## RECORDS PROVIDED
☆ ☆ ☆ ☆

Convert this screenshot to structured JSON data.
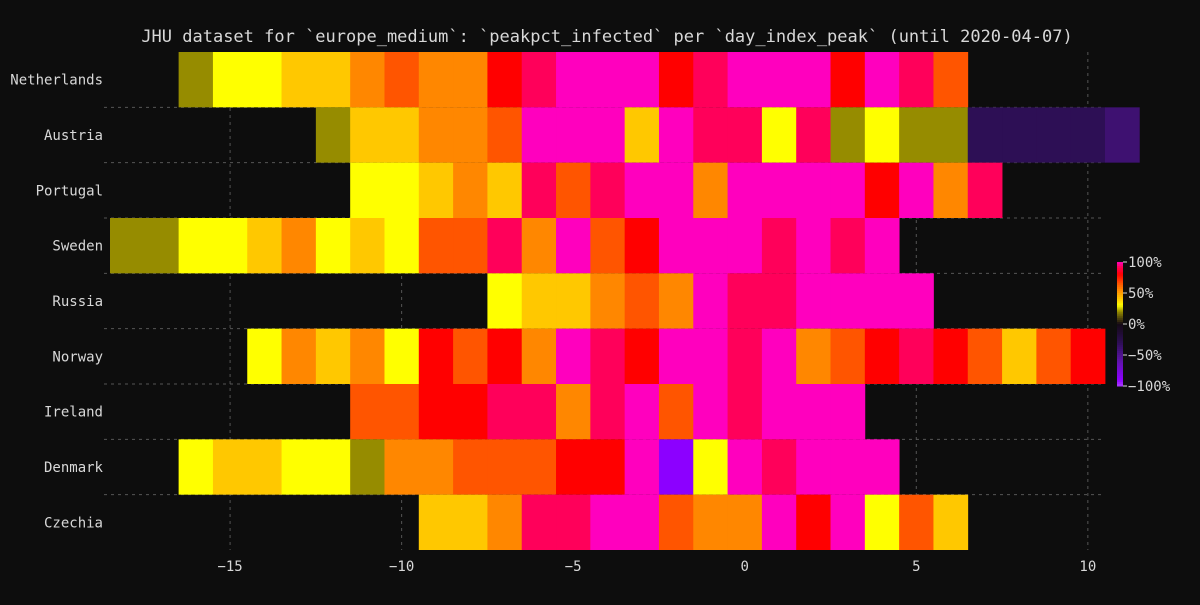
{
  "chart_data": {
    "type": "heatmap",
    "title": "JHU dataset for `europe_medium`: `peakpct_infected` per `day_index_peak` (until 2020-04-07)",
    "xlabel": "",
    "ylabel": "",
    "x_range": [
      -18.5,
      10.5
    ],
    "x_ticks": [
      -15,
      -10,
      -5,
      0,
      5,
      10
    ],
    "grid": true,
    "rows": [
      {
        "name": "Netherlands",
        "x_start": -17,
        "values": [
          null,
          20,
          30,
          30,
          40,
          40,
          55,
          65,
          55,
          55,
          80,
          92,
          100,
          100,
          100,
          80,
          92,
          100,
          100,
          100,
          80,
          100,
          92,
          65
        ]
      },
      {
        "name": "Austria",
        "x_start": -12,
        "values": [
          20,
          40,
          40,
          55,
          55,
          65,
          100,
          100,
          100,
          40,
          100,
          92,
          92,
          30,
          92,
          20,
          30,
          20,
          20,
          -30,
          -30,
          -30,
          -30,
          -40
        ]
      },
      {
        "name": "Portugal",
        "x_start": -12,
        "values": [
          null,
          30,
          30,
          40,
          55,
          40,
          92,
          65,
          92,
          100,
          100,
          55,
          100,
          100,
          100,
          100,
          80,
          100,
          55,
          92
        ]
      },
      {
        "name": "Sweden",
        "x_start": -18,
        "values": [
          20,
          20,
          30,
          30,
          40,
          55,
          30,
          40,
          30,
          65,
          65,
          92,
          55,
          100,
          65,
          80,
          100,
          100,
          100,
          92,
          100,
          92,
          100
        ]
      },
      {
        "name": "Russia",
        "x_start": -7,
        "values": [
          30,
          40,
          40,
          55,
          65,
          55,
          100,
          92,
          92,
          100,
          100,
          100,
          100
        ]
      },
      {
        "name": "Norway",
        "x_start": -14,
        "values": [
          30,
          55,
          40,
          55,
          30,
          80,
          65,
          80,
          55,
          100,
          92,
          80,
          100,
          100,
          92,
          100,
          55,
          65,
          80,
          92,
          80,
          65,
          40,
          65,
          80
        ]
      },
      {
        "name": "Ireland",
        "x_start": -11,
        "values": [
          65,
          65,
          80,
          80,
          92,
          92,
          55,
          92,
          100,
          65,
          100,
          92,
          100,
          100,
          100
        ]
      },
      {
        "name": "Denmark",
        "x_start": -16,
        "values": [
          30,
          40,
          40,
          30,
          30,
          20,
          55,
          55,
          65,
          65,
          65,
          80,
          80,
          100,
          -90,
          30,
          100,
          92,
          100,
          100,
          100
        ]
      },
      {
        "name": "Czechia",
        "x_start": -9,
        "values": [
          40,
          40,
          55,
          92,
          92,
          100,
          100,
          65,
          55,
          55,
          100,
          80,
          100,
          30,
          65,
          40
        ]
      }
    ],
    "colorbar": {
      "ticks": [
        "100%",
        "50%",
        "0%",
        "−50%",
        "−100%"
      ],
      "min": -100,
      "max": 100
    },
    "colors": {
      "background": "#0d0d0d",
      "grid": "#555555",
      "text": "#d8d8d8"
    }
  }
}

☆ ☆ ☆ ☆

Images in the records should not be copied. Repeat all the rest exactly.

Convert this screenshot to structured JSON data.
{
  "chart_data": {
    "type": "heatmap",
    "title": "JHU dataset for `europe_medium`: `peakpct_infected` per `day_index_peak` (until 2020-04-07)",
    "xlabel": "",
    "ylabel": "",
    "x_range": [
      -18.5,
      10.5
    ],
    "x_ticks": [
      -15,
      -10,
      -5,
      0,
      5,
      10
    ],
    "grid": true,
    "rows": [
      {
        "name": "Netherlands",
        "x_start": -17,
        "values": [
          null,
          20,
          30,
          30,
          40,
          40,
          55,
          65,
          55,
          55,
          80,
          92,
          100,
          100,
          100,
          80,
          92,
          100,
          100,
          100,
          80,
          100,
          92,
          65
        ]
      },
      {
        "name": "Austria",
        "x_start": -12,
        "values": [
          20,
          40,
          40,
          55,
          55,
          65,
          100,
          100,
          100,
          40,
          100,
          92,
          92,
          30,
          92,
          20,
          30,
          20,
          20,
          -30,
          -30,
          -30,
          -30,
          -40
        ]
      },
      {
        "name": "Portugal",
        "x_start": -12,
        "values": [
          null,
          30,
          30,
          40,
          55,
          40,
          92,
          65,
          92,
          100,
          100,
          55,
          100,
          100,
          100,
          100,
          80,
          100,
          55,
          92
        ]
      },
      {
        "name": "Sweden",
        "x_start": -18,
        "values": [
          20,
          20,
          30,
          30,
          40,
          55,
          30,
          40,
          30,
          65,
          65,
          92,
          55,
          100,
          65,
          80,
          100,
          100,
          100,
          92,
          100,
          92,
          100
        ]
      },
      {
        "name": "Russia",
        "x_start": -7,
        "values": [
          30,
          40,
          40,
          55,
          65,
          55,
          100,
          92,
          92,
          100,
          100,
          100,
          100
        ]
      },
      {
        "name": "Norway",
        "x_start": -14,
        "values": [
          30,
          55,
          40,
          55,
          30,
          80,
          65,
          80,
          55,
          100,
          92,
          80,
          100,
          100,
          92,
          100,
          55,
          65,
          80,
          92,
          80,
          65,
          40,
          65,
          80
        ]
      },
      {
        "name": "Ireland",
        "x_start": -11,
        "values": [
          65,
          65,
          80,
          80,
          92,
          92,
          55,
          92,
          100,
          65,
          100,
          92,
          100,
          100,
          100
        ]
      },
      {
        "name": "Denmark",
        "x_start": -16,
        "values": [
          30,
          40,
          40,
          30,
          30,
          20,
          55,
          55,
          65,
          65,
          65,
          80,
          80,
          100,
          -90,
          30,
          100,
          92,
          100,
          100,
          100
        ]
      },
      {
        "name": "Czechia",
        "x_start": -9,
        "values": [
          40,
          40,
          55,
          92,
          92,
          100,
          100,
          65,
          55,
          55,
          100,
          80,
          100,
          30,
          65,
          40
        ]
      }
    ],
    "colorbar": {
      "ticks": [
        "100%",
        "50%",
        "0%",
        "−50%",
        "−100%"
      ],
      "min": -100,
      "max": 100
    },
    "colors": {
      "background": "#0d0d0d",
      "grid": "#555555",
      "text": "#d8d8d8"
    }
  }
}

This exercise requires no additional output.